# EXERCISE AIM
Would you repeat the listing exactly but omit every picture?

# DATASET EXTRACT
— Begin —

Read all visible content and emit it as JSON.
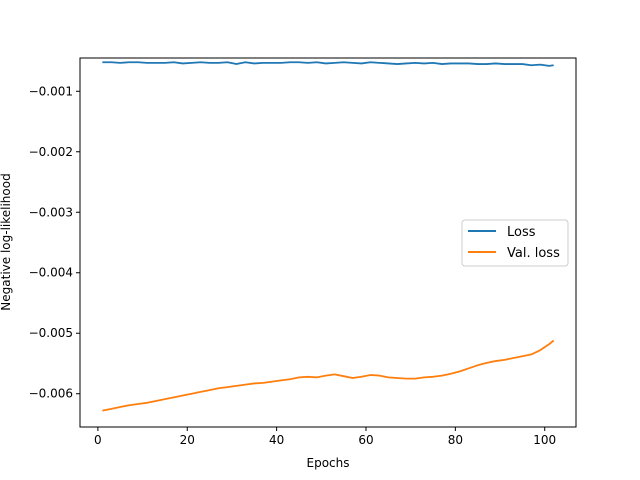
{
  "chart_data": {
    "type": "line",
    "title": "",
    "xlabel": "Epochs",
    "ylabel": "Negative log-likelihood",
    "xlim": [
      -4,
      107
    ],
    "ylim": [
      -0.00655,
      -0.00045
    ],
    "xticks": [
      0,
      20,
      40,
      60,
      80,
      100
    ],
    "yticks": [
      -0.001,
      -0.002,
      -0.003,
      -0.004,
      -0.005,
      -0.006
    ],
    "ytick_labels": [
      "−0.001",
      "−0.002",
      "−0.003",
      "−0.004",
      "−0.005",
      "−0.006"
    ],
    "grid": false,
    "legend_position": "center-right",
    "x": [
      1,
      3,
      5,
      7,
      9,
      11,
      13,
      15,
      17,
      19,
      21,
      23,
      25,
      27,
      29,
      31,
      33,
      35,
      37,
      39,
      41,
      43,
      45,
      47,
      49,
      51,
      53,
      55,
      57,
      59,
      61,
      63,
      65,
      67,
      69,
      71,
      73,
      75,
      77,
      79,
      81,
      83,
      85,
      87,
      89,
      91,
      93,
      95,
      97,
      99,
      101,
      102
    ],
    "series": [
      {
        "name": "Loss",
        "color": "#1f77b4",
        "values": [
          -0.00052,
          -0.00052,
          -0.00053,
          -0.00052,
          -0.00052,
          -0.00053,
          -0.00053,
          -0.00053,
          -0.00052,
          -0.00054,
          -0.00053,
          -0.00052,
          -0.00053,
          -0.00053,
          -0.00052,
          -0.00055,
          -0.00052,
          -0.00054,
          -0.00053,
          -0.00053,
          -0.00053,
          -0.00052,
          -0.00052,
          -0.00053,
          -0.00052,
          -0.00054,
          -0.00053,
          -0.00052,
          -0.00053,
          -0.00054,
          -0.00052,
          -0.00053,
          -0.00054,
          -0.00055,
          -0.00054,
          -0.00053,
          -0.00054,
          -0.00053,
          -0.00055,
          -0.00054,
          -0.00054,
          -0.00054,
          -0.00055,
          -0.00055,
          -0.00054,
          -0.00055,
          -0.00055,
          -0.00055,
          -0.00057,
          -0.00056,
          -0.00058,
          -0.00057
        ]
      },
      {
        "name": "Val. loss",
        "color": "#ff7f0e",
        "values": [
          -0.00628,
          -0.00625,
          -0.00622,
          -0.00619,
          -0.00617,
          -0.00615,
          -0.00612,
          -0.00609,
          -0.00606,
          -0.00603,
          -0.006,
          -0.00597,
          -0.00594,
          -0.00591,
          -0.00589,
          -0.00587,
          -0.00585,
          -0.00583,
          -0.00582,
          -0.0058,
          -0.00578,
          -0.00576,
          -0.00573,
          -0.00572,
          -0.00573,
          -0.0057,
          -0.00568,
          -0.00571,
          -0.00574,
          -0.00572,
          -0.00569,
          -0.0057,
          -0.00573,
          -0.00574,
          -0.00575,
          -0.00575,
          -0.00573,
          -0.00572,
          -0.0057,
          -0.00567,
          -0.00563,
          -0.00558,
          -0.00553,
          -0.00549,
          -0.00546,
          -0.00544,
          -0.00541,
          -0.00538,
          -0.00535,
          -0.00528,
          -0.00518,
          -0.00512
        ]
      }
    ]
  }
}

— End —

# EXERCISE ANSWER
Read all visible content and emit it as JSON.
{
  "chart_data": {
    "type": "line",
    "title": "",
    "xlabel": "Epochs",
    "ylabel": "Negative log-likelihood",
    "xlim": [
      -4,
      107
    ],
    "ylim": [
      -0.00655,
      -0.00045
    ],
    "xticks": [
      0,
      20,
      40,
      60,
      80,
      100
    ],
    "yticks": [
      -0.001,
      -0.002,
      -0.003,
      -0.004,
      -0.005,
      -0.006
    ],
    "ytick_labels": [
      "−0.001",
      "−0.002",
      "−0.003",
      "−0.004",
      "−0.005",
      "−0.006"
    ],
    "grid": false,
    "legend_position": "center-right",
    "x": [
      1,
      3,
      5,
      7,
      9,
      11,
      13,
      15,
      17,
      19,
      21,
      23,
      25,
      27,
      29,
      31,
      33,
      35,
      37,
      39,
      41,
      43,
      45,
      47,
      49,
      51,
      53,
      55,
      57,
      59,
      61,
      63,
      65,
      67,
      69,
      71,
      73,
      75,
      77,
      79,
      81,
      83,
      85,
      87,
      89,
      91,
      93,
      95,
      97,
      99,
      101,
      102
    ],
    "series": [
      {
        "name": "Loss",
        "color": "#1f77b4",
        "values": [
          -0.00052,
          -0.00052,
          -0.00053,
          -0.00052,
          -0.00052,
          -0.00053,
          -0.00053,
          -0.00053,
          -0.00052,
          -0.00054,
          -0.00053,
          -0.00052,
          -0.00053,
          -0.00053,
          -0.00052,
          -0.00055,
          -0.00052,
          -0.00054,
          -0.00053,
          -0.00053,
          -0.00053,
          -0.00052,
          -0.00052,
          -0.00053,
          -0.00052,
          -0.00054,
          -0.00053,
          -0.00052,
          -0.00053,
          -0.00054,
          -0.00052,
          -0.00053,
          -0.00054,
          -0.00055,
          -0.00054,
          -0.00053,
          -0.00054,
          -0.00053,
          -0.00055,
          -0.00054,
          -0.00054,
          -0.00054,
          -0.00055,
          -0.00055,
          -0.00054,
          -0.00055,
          -0.00055,
          -0.00055,
          -0.00057,
          -0.00056,
          -0.00058,
          -0.00057
        ]
      },
      {
        "name": "Val. loss",
        "color": "#ff7f0e",
        "values": [
          -0.00628,
          -0.00625,
          -0.00622,
          -0.00619,
          -0.00617,
          -0.00615,
          -0.00612,
          -0.00609,
          -0.00606,
          -0.00603,
          -0.006,
          -0.00597,
          -0.00594,
          -0.00591,
          -0.00589,
          -0.00587,
          -0.00585,
          -0.00583,
          -0.00582,
          -0.0058,
          -0.00578,
          -0.00576,
          -0.00573,
          -0.00572,
          -0.00573,
          -0.0057,
          -0.00568,
          -0.00571,
          -0.00574,
          -0.00572,
          -0.00569,
          -0.0057,
          -0.00573,
          -0.00574,
          -0.00575,
          -0.00575,
          -0.00573,
          -0.00572,
          -0.0057,
          -0.00567,
          -0.00563,
          -0.00558,
          -0.00553,
          -0.00549,
          -0.00546,
          -0.00544,
          -0.00541,
          -0.00538,
          -0.00535,
          -0.00528,
          -0.00518,
          -0.00512
        ]
      }
    ]
  }
}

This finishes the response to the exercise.